Work to do: Identify the lines that contain the string "damage", then copy each of them.

Saved data entries:

☆ ☆ ☆ ☆

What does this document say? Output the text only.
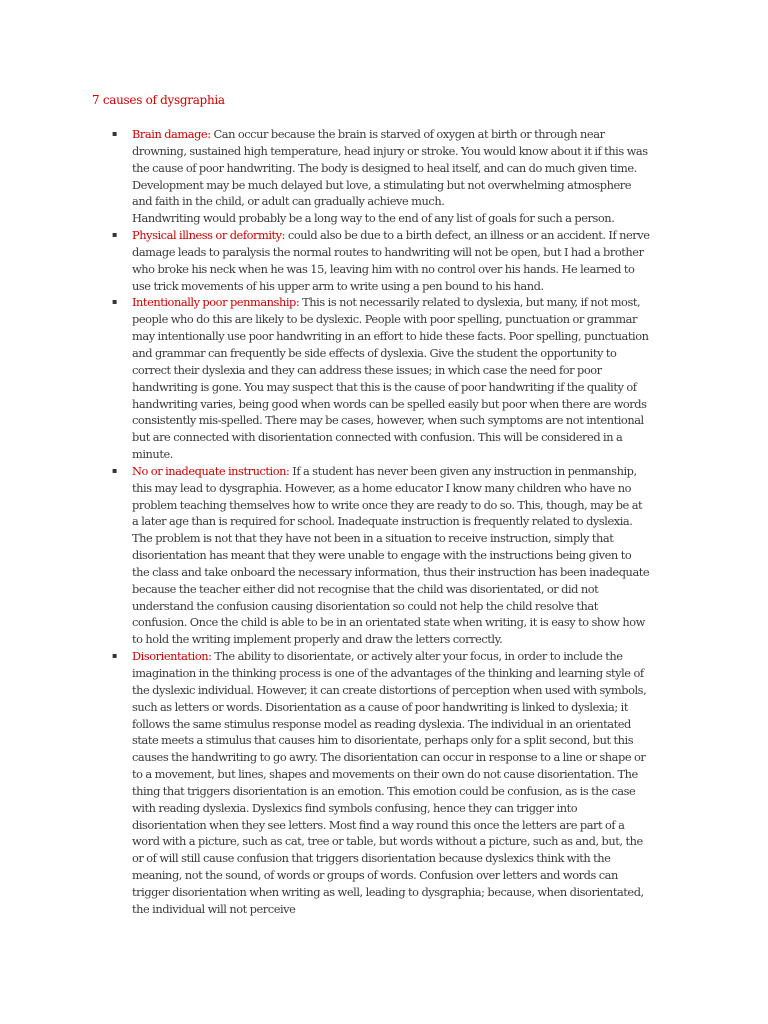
7 causes of dysgraphia
▪ Brain damage: Can occur because the brain is starved of oxygen at birth or through near drowning, sustained high temperature, head injury or stroke. You would know about it if this was the cause of poor handwriting. The body is designed to heal itself, and can do much given time. Development may be much delayed but love, a stimulating but not overwhelming atmosphere and faith in the child, or adult can gradually achieve much.
Handwriting would probably be a long way to the end of any list of goals for such a person.
▪ Physical illness or deformity: could also be due to a birth defect, an illness or an accident. If nerve damage leads to paralysis the normal routes to handwriting will not be open, but I had a brother who broke his neck when he was 15, leaving him with no control over his hands. He learned to use trick movements of his upper arm to write using a pen bound to his hand.
▪ Intentionally poor penmanship: This is not necessarily related to dyslexia, but many, if not most, people who do this are likely to be dyslexic. People with poor spelling, punctuation or grammar may intentionally use poor handwriting in an effort to hide these facts. Poor spelling, punctuation and grammar can frequently be side effects of dyslexia. Give the student the opportunity to correct their dyslexia and they can address these issues; in which case the need for poor handwriting is gone. You may suspect that this is the cause of poor handwriting if the quality of handwriting varies, being good when words can be spelled easily but poor when there are words consistently mis-spelled. There may be cases, however, when such symptoms are not intentional but are connected with disorientation connected with confusion. This will be considered in a minute.
▪ No or inadequate instruction: If a student has never been given any instruction in penmanship, this may lead to dysgraphia. However, as a home educator I know many children who have no problem teaching themselves how to write once they are ready to do so. This, though, may be at a later age than is required for school. Inadequate instruction is frequently related to dyslexia. The problem is not that they have not been in a situation to receive instruction, simply that disorientation has meant that they were unable to engage with the instructions being given to the class and take onboard the necessary information, thus their instruction has been inadequate because the teacher either did not recognise that the child was disorientated, or did not understand the confusion causing disorientation so could not help the child resolve that confusion. Once the child is able to be in an orientated state when writing, it is easy to show how to hold the writing implement properly and draw the letters correctly.
▪ Disorientation: The ability to disorientate, or actively alter your focus, in order to include the imagination in the thinking process is one of the advantages of the thinking and learning style of the dyslexic individual. However, it can create distortions of perception when used with symbols, such as letters or words. Disorientation as a cause of poor handwriting is linked to dyslexia; it follows the same stimulus response model as reading dyslexia. The individual in an orientated state meets a stimulus that causes him to disorientate, perhaps only for a split second, but this causes the handwriting to go awry. The disorientation can occur in response to a line or shape or to a movement, but lines, shapes and movements on their own do not cause disorientation. The thing that triggers disorientation is an emotion. This emotion could be confusion, as is the case with reading dyslexia. Dyslexics find symbols confusing, hence they can trigger into disorientation when they see letters. Most find a way round this once the letters are part of a word with a picture, such as cat, tree or table, but words without a picture, such as and, but, the or of will still cause confusion that triggers disorientation because dyslexics think with the meaning, not the sound, of words or groups of words. Confusion over letters and words can trigger disorientation when writing as well, leading to dysgraphia; because, when disorientated, the individual will not perceive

☆ ☆ ☆ ☆

Written solution:
▪ Brain damage: Can occur because the brain is starved of oxygen at birth or through near drowning, sustained high temperature, head injury or stroke. You would know about it if this was the cause of poor handwriting. The body is designed to heal itself, and can do much given time. Development may be much delayed but love, a stimulating but not overwhelming atmosphere and faith in the child, or adult can gradually achieve much.
▪ Physical illness or deformity: could also be due to a birth defect, an illness or an accident. If nerve damage leads to paralysis the normal routes to handwriting will not be open, but I had a brother who broke his neck when he was 15, leaving him with no control over his hands. He learned to use trick movements of his upper arm to write using a pen bound to his hand.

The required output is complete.